▶ **Instruction**
In the data that follows, count each line holding the string "tábla"; answer with the number only.

▶ **Data extract**
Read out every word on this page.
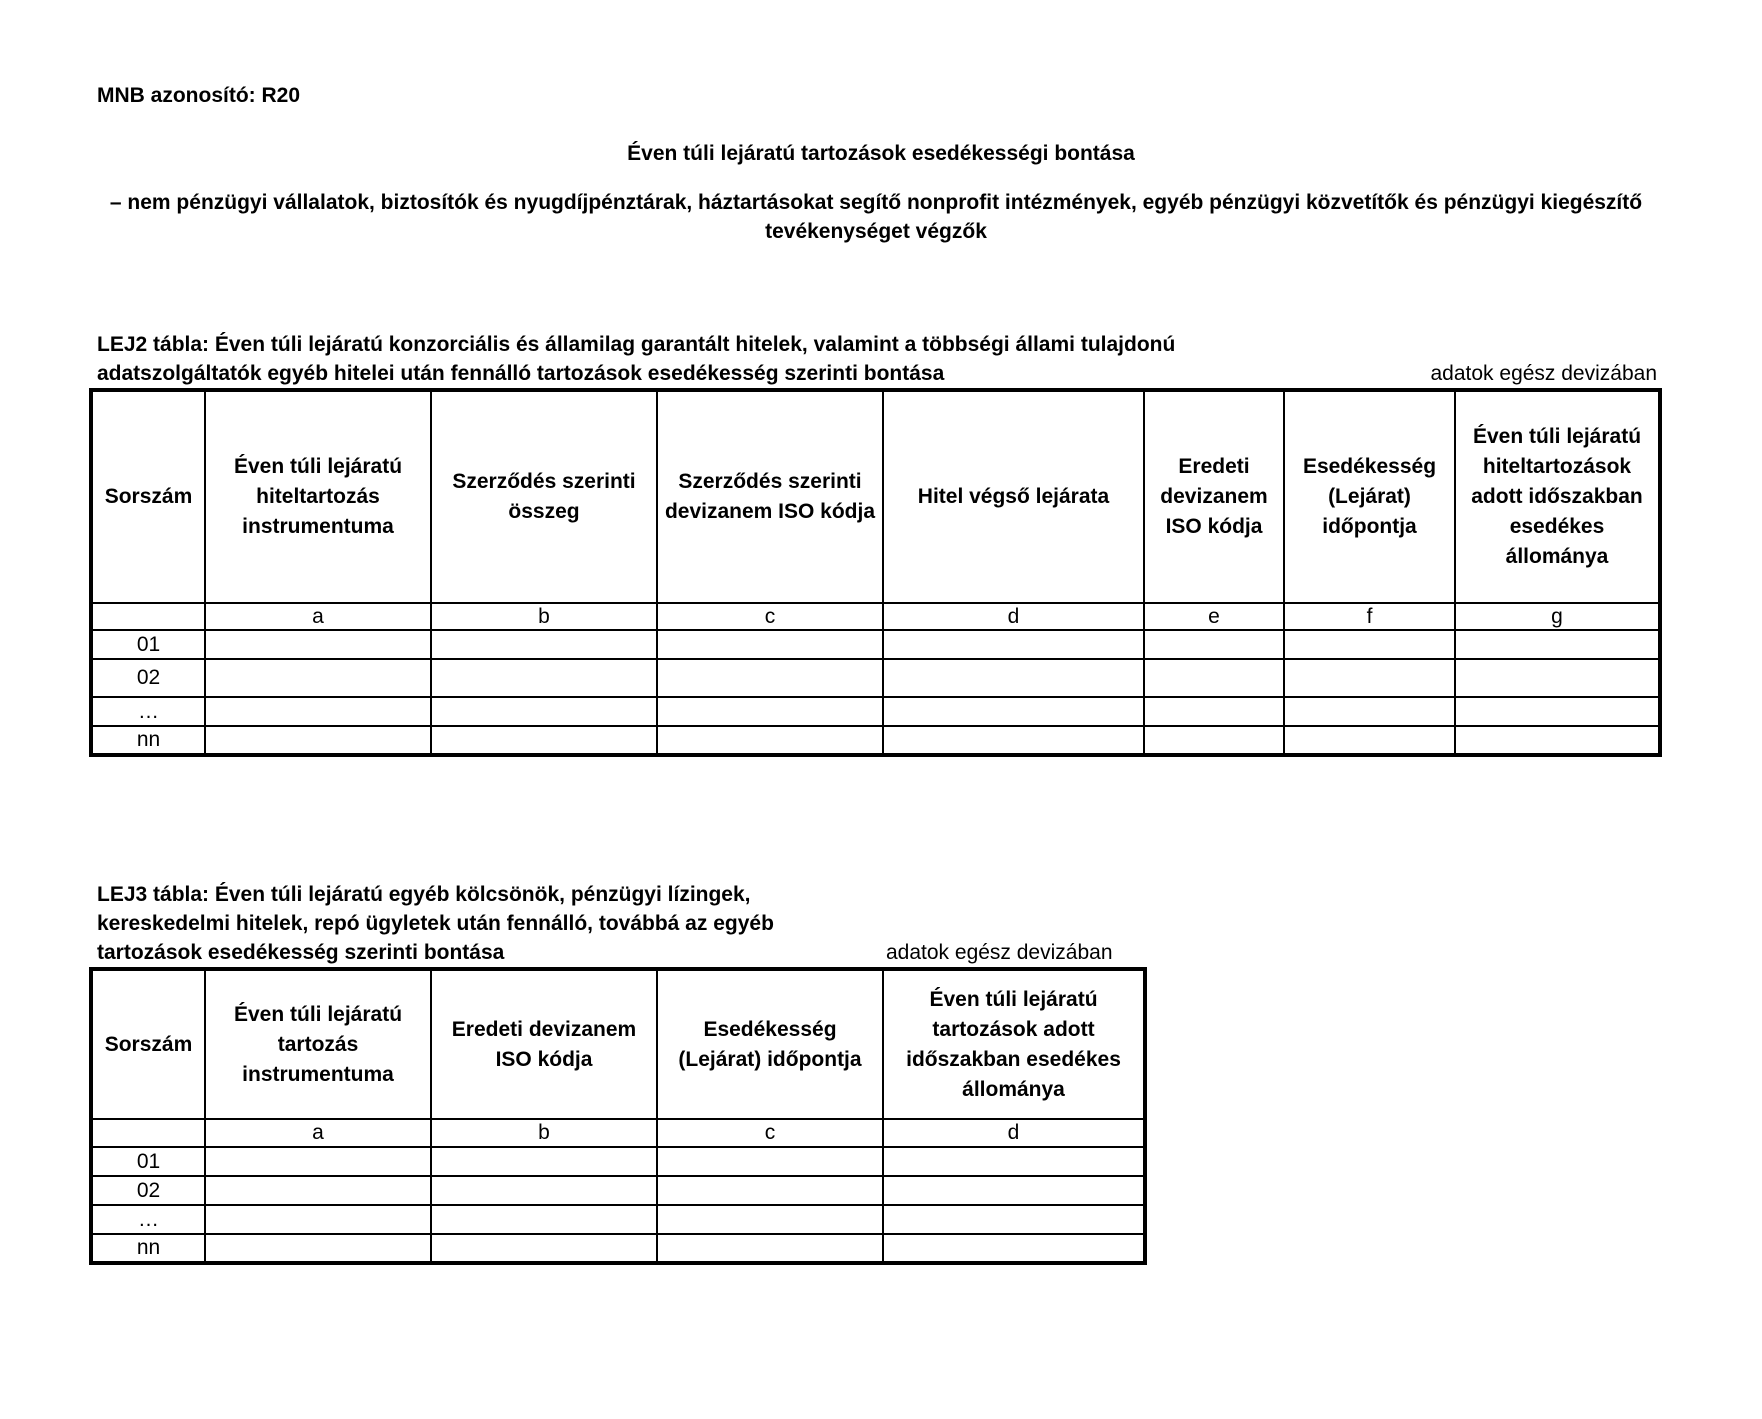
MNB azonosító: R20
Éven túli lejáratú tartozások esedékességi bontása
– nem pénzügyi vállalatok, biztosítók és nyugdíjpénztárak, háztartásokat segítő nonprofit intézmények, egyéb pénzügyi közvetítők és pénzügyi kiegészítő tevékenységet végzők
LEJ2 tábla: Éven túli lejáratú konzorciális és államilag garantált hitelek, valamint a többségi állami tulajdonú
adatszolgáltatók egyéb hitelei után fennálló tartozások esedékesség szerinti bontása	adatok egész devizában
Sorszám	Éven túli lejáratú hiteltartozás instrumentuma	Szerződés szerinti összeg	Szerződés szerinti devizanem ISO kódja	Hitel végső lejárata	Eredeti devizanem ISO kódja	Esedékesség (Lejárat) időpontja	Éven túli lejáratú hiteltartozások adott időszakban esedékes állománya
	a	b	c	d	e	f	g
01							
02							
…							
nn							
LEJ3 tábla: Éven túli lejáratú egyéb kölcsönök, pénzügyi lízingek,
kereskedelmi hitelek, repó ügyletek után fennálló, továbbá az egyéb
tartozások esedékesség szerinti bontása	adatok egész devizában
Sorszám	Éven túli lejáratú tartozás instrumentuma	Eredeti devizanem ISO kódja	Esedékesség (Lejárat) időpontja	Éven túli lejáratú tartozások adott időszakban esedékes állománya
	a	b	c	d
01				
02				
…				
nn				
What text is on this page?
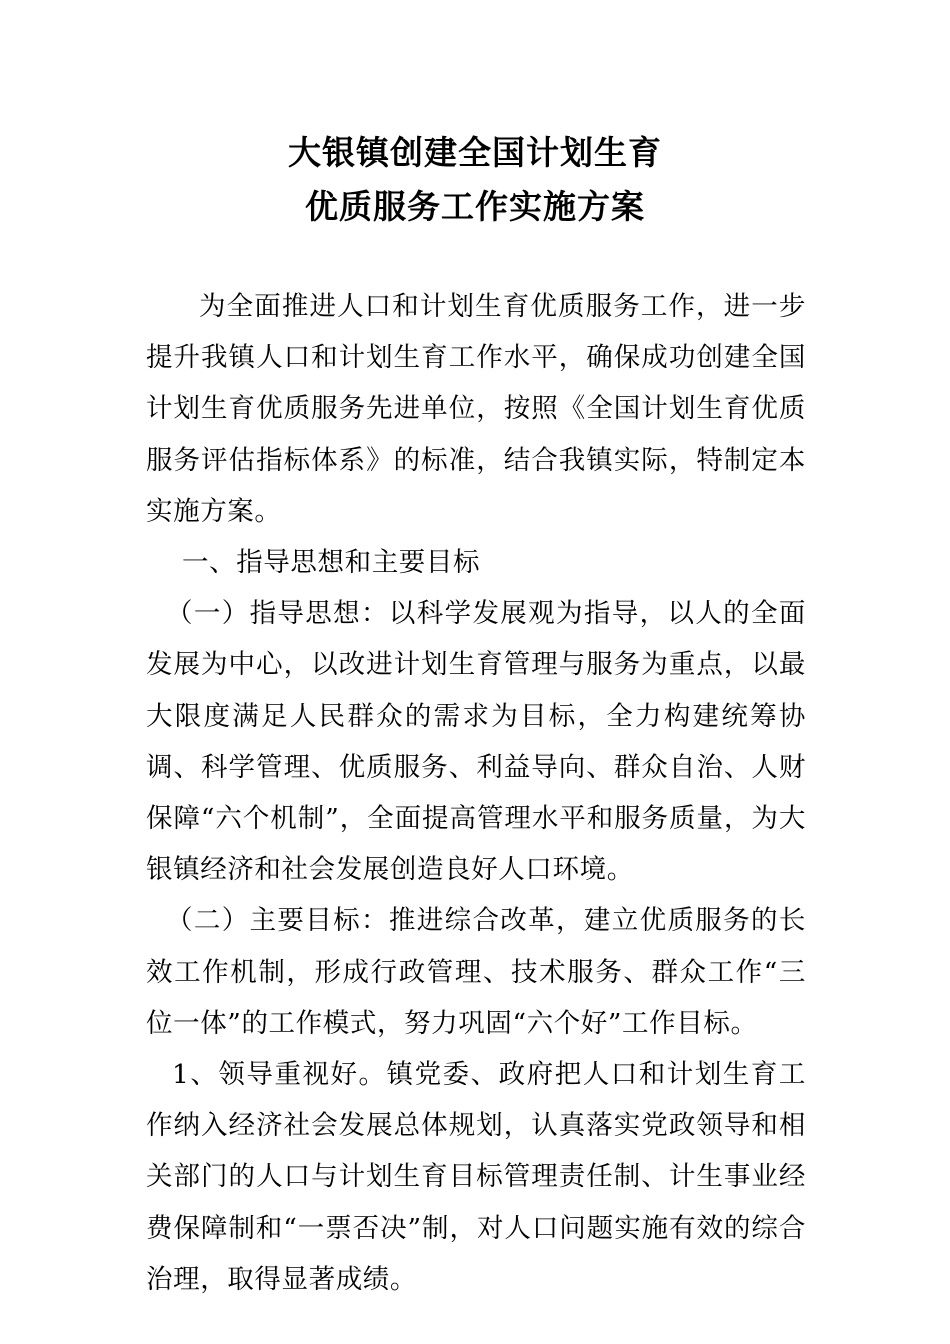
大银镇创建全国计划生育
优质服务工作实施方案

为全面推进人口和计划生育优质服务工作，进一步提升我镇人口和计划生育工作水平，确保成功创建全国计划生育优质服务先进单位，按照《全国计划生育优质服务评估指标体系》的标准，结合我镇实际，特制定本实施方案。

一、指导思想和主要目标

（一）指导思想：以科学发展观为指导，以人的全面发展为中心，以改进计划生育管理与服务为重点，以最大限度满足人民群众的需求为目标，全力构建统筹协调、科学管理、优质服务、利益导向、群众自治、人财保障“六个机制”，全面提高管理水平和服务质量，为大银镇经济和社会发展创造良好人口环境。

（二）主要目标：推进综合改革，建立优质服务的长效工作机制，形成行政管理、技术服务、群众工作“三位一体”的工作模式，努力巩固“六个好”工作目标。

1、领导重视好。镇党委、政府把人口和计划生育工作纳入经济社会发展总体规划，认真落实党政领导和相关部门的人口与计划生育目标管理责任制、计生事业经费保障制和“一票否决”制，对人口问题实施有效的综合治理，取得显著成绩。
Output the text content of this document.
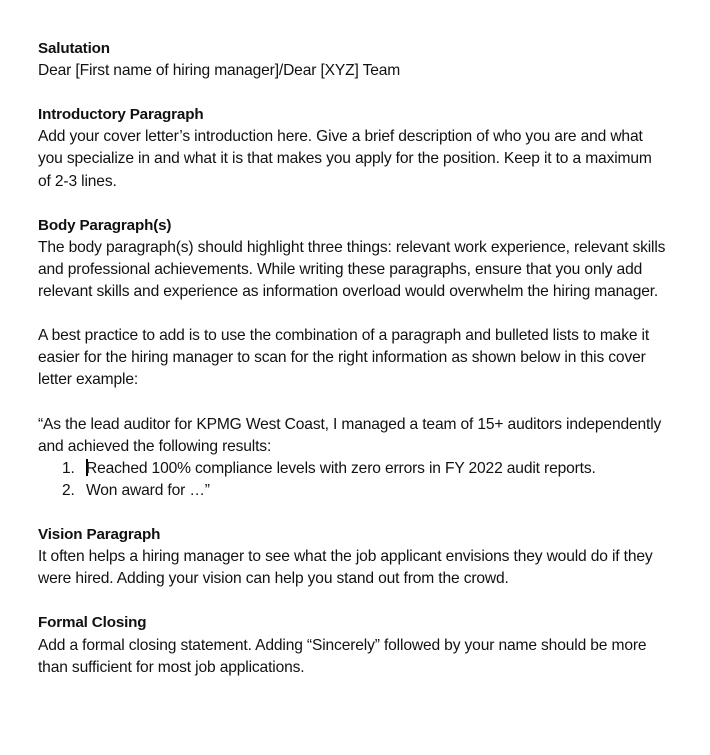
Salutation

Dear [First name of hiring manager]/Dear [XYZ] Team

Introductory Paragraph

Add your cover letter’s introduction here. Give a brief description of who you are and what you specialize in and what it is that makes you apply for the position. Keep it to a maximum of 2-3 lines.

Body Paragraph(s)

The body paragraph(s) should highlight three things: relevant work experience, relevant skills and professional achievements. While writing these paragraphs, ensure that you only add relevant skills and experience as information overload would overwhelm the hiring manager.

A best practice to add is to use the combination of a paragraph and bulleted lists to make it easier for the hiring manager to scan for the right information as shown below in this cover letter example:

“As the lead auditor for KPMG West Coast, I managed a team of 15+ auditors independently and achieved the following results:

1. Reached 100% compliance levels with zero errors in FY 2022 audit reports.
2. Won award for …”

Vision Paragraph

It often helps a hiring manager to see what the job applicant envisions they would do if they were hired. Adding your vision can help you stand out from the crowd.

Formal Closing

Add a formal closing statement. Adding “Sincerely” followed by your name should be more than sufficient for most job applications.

▶ **Problem solution**
2